▸ **TASK DESCRIPTION**: Copy the listing word for word, starting with its first line and going on through the line that contains "share-promo: Enjoying Rolo?".

____ MATERIAL FOR THIS EXERCISE

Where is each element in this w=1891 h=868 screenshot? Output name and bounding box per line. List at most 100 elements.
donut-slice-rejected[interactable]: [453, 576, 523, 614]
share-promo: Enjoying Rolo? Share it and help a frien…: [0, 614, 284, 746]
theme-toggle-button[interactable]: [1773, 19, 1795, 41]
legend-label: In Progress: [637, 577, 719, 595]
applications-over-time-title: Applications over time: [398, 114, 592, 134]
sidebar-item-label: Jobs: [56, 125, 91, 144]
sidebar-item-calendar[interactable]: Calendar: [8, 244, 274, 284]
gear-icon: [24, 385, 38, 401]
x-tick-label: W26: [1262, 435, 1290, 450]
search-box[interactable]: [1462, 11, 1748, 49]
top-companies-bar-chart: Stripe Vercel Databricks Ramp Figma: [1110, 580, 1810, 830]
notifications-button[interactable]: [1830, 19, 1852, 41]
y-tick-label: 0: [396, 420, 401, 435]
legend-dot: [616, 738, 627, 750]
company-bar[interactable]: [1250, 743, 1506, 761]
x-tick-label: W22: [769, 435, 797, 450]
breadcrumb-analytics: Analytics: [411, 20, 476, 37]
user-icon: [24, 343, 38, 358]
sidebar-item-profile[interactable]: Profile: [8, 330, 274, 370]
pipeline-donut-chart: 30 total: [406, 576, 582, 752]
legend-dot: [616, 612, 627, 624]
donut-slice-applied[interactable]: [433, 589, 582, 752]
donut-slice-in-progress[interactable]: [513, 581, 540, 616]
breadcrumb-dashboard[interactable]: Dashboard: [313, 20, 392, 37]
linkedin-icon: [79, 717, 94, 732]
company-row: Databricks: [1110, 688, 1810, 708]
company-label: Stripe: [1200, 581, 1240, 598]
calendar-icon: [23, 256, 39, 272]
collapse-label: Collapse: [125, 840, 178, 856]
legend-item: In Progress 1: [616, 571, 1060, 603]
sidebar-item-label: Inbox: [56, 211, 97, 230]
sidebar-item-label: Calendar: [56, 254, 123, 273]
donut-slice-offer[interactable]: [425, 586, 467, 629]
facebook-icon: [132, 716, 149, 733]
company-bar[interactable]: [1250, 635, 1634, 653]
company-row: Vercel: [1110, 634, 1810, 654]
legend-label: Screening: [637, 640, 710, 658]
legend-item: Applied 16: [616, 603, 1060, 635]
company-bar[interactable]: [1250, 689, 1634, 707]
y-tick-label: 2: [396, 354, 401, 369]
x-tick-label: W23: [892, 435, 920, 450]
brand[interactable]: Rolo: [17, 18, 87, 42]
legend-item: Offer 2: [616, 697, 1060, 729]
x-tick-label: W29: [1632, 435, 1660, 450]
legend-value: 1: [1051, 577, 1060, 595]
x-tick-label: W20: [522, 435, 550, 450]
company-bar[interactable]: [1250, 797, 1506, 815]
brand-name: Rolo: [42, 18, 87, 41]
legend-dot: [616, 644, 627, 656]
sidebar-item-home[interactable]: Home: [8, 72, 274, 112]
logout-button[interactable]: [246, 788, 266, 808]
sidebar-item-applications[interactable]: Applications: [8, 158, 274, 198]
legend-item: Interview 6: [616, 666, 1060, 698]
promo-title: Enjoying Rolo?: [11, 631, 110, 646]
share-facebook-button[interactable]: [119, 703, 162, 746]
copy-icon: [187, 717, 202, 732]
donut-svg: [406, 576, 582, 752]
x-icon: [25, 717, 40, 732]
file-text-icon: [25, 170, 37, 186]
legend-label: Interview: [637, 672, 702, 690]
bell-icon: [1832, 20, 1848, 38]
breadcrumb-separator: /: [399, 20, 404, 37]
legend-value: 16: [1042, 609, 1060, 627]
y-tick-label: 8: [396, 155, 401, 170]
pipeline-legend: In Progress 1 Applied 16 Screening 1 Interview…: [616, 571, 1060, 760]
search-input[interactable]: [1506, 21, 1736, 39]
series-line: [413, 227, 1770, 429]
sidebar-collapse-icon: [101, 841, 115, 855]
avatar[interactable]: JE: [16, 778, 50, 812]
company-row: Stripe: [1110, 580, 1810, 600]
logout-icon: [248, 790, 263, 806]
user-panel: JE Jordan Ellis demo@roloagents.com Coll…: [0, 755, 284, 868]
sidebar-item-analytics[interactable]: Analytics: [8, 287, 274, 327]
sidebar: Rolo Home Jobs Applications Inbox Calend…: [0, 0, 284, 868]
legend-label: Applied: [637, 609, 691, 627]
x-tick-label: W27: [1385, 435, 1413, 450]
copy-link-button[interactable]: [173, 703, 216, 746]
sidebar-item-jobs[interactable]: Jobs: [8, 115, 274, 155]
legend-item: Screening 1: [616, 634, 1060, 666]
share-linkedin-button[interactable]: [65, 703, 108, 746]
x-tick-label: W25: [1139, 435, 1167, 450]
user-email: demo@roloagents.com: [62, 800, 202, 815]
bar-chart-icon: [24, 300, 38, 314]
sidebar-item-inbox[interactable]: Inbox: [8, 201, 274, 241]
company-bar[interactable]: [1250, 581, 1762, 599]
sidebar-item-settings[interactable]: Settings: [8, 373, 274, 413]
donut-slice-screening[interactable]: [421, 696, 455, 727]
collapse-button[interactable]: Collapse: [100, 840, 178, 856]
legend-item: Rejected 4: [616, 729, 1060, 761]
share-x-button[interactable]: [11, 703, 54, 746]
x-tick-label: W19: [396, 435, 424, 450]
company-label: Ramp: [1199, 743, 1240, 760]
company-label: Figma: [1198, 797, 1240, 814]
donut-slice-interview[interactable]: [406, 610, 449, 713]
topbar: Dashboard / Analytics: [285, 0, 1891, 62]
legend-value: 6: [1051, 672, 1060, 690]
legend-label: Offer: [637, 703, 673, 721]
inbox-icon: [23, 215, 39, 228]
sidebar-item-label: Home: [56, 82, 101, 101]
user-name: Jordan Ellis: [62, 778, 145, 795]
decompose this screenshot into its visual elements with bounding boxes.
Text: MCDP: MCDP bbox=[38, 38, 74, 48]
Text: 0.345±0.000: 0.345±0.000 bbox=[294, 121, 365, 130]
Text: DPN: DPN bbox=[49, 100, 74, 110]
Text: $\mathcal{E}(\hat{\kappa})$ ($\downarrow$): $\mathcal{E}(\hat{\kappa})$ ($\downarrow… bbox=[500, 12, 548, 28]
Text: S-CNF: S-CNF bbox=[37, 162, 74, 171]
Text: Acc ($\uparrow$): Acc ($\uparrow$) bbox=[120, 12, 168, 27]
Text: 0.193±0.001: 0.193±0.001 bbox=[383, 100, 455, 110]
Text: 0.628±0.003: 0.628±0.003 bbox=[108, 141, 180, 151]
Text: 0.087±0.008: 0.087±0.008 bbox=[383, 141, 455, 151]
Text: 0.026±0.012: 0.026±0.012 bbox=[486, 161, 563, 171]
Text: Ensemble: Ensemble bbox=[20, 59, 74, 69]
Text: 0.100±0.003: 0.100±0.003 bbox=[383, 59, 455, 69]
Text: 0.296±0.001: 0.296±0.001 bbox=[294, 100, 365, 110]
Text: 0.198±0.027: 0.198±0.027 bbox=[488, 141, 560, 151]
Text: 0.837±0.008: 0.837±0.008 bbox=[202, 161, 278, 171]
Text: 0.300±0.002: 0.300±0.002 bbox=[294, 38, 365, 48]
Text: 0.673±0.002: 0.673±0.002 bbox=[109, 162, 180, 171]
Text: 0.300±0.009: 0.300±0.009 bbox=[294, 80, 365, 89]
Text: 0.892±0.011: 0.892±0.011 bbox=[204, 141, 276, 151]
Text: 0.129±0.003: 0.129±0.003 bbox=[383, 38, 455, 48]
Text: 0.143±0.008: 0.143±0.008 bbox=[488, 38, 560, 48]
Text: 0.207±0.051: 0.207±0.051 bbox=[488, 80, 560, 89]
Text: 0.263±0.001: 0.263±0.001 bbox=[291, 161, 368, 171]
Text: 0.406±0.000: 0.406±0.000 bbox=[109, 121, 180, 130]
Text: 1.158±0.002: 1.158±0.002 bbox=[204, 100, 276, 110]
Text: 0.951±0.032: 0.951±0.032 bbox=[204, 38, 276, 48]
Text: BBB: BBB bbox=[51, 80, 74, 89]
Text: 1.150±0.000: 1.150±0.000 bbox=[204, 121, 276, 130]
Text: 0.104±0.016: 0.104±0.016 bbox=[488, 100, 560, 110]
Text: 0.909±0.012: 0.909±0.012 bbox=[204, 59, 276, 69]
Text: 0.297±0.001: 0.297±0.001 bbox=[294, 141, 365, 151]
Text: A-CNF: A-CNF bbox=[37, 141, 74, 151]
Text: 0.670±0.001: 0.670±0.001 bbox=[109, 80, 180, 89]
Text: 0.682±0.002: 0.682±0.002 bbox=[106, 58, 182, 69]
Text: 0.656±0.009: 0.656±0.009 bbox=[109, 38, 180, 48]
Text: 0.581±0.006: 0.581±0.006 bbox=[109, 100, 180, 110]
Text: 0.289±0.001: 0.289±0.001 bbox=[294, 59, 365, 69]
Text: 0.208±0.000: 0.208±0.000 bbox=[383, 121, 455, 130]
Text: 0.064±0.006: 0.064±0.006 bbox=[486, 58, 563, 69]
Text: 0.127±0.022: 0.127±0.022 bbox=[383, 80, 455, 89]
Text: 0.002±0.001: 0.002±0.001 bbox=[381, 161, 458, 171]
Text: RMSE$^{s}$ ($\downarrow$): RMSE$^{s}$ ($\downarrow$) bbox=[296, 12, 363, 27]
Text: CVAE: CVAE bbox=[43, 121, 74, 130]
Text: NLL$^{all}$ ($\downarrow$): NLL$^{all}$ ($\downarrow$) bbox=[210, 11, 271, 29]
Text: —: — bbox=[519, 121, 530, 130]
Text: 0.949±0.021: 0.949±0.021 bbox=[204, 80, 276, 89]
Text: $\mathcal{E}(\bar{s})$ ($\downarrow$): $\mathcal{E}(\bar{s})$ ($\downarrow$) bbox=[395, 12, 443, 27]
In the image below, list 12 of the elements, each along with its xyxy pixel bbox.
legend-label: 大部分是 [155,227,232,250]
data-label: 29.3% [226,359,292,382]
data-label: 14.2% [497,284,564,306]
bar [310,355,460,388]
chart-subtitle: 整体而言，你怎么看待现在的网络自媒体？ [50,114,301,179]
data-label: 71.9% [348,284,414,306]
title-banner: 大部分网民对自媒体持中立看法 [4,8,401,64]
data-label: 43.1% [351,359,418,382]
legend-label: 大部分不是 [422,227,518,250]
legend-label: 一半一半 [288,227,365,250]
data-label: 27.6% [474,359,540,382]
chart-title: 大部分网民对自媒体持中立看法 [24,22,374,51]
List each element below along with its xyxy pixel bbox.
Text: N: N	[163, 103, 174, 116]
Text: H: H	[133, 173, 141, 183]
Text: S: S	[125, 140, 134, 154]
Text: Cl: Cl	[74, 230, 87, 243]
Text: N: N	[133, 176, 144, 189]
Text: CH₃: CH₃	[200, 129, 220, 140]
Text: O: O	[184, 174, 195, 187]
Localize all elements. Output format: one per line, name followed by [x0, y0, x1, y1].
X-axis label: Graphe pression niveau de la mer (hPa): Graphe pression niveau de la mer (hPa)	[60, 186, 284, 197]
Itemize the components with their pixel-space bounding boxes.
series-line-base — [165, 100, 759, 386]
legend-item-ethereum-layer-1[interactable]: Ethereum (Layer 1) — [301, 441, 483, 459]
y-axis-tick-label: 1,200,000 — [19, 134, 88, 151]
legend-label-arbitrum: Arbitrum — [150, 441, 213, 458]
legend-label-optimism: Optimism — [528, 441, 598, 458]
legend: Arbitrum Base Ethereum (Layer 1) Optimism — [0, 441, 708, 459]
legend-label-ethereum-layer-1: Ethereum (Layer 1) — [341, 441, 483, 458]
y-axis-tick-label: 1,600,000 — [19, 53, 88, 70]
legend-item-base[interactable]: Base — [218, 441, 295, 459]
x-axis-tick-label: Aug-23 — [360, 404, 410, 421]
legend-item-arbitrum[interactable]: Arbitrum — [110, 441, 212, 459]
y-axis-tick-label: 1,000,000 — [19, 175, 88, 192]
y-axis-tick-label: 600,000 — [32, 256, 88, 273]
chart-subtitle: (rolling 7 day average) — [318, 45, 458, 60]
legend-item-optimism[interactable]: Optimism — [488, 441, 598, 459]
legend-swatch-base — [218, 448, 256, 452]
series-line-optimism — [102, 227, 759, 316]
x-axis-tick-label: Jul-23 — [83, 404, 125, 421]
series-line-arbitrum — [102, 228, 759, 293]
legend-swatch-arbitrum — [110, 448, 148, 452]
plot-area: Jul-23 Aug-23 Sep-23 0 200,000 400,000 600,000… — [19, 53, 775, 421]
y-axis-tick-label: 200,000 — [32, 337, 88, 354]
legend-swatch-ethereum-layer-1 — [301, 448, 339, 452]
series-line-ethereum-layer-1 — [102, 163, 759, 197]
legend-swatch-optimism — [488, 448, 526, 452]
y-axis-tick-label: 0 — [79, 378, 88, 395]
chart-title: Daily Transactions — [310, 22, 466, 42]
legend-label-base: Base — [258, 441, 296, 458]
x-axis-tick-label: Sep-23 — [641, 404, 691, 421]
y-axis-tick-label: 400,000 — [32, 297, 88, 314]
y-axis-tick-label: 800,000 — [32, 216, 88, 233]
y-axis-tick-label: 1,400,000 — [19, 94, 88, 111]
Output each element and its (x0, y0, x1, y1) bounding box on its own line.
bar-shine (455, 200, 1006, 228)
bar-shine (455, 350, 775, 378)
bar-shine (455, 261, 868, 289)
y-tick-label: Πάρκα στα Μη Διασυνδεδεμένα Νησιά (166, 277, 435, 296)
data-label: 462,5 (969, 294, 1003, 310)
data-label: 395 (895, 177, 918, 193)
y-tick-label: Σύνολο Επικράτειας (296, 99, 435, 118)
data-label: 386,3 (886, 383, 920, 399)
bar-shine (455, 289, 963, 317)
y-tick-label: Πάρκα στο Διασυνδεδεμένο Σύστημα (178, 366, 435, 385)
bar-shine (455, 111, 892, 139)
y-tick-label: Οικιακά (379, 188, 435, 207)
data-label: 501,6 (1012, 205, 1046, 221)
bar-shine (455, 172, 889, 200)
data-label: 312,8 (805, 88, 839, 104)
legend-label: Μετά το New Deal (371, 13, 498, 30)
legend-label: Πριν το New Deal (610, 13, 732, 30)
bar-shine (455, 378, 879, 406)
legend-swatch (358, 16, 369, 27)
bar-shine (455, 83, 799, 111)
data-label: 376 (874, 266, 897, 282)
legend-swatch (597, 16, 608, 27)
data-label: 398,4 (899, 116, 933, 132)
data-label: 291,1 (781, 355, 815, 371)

________

▸ **WRITTEN REPLY**:
Where is each element in this w=1891 h=868 screenshot? Output name and bounding box per line. List at most 100 elements.
donut-slice-rejected[interactable]: [453, 576, 523, 614]
share-promo: Enjoying Rolo? Share it and help a frien…: [0, 614, 284, 746]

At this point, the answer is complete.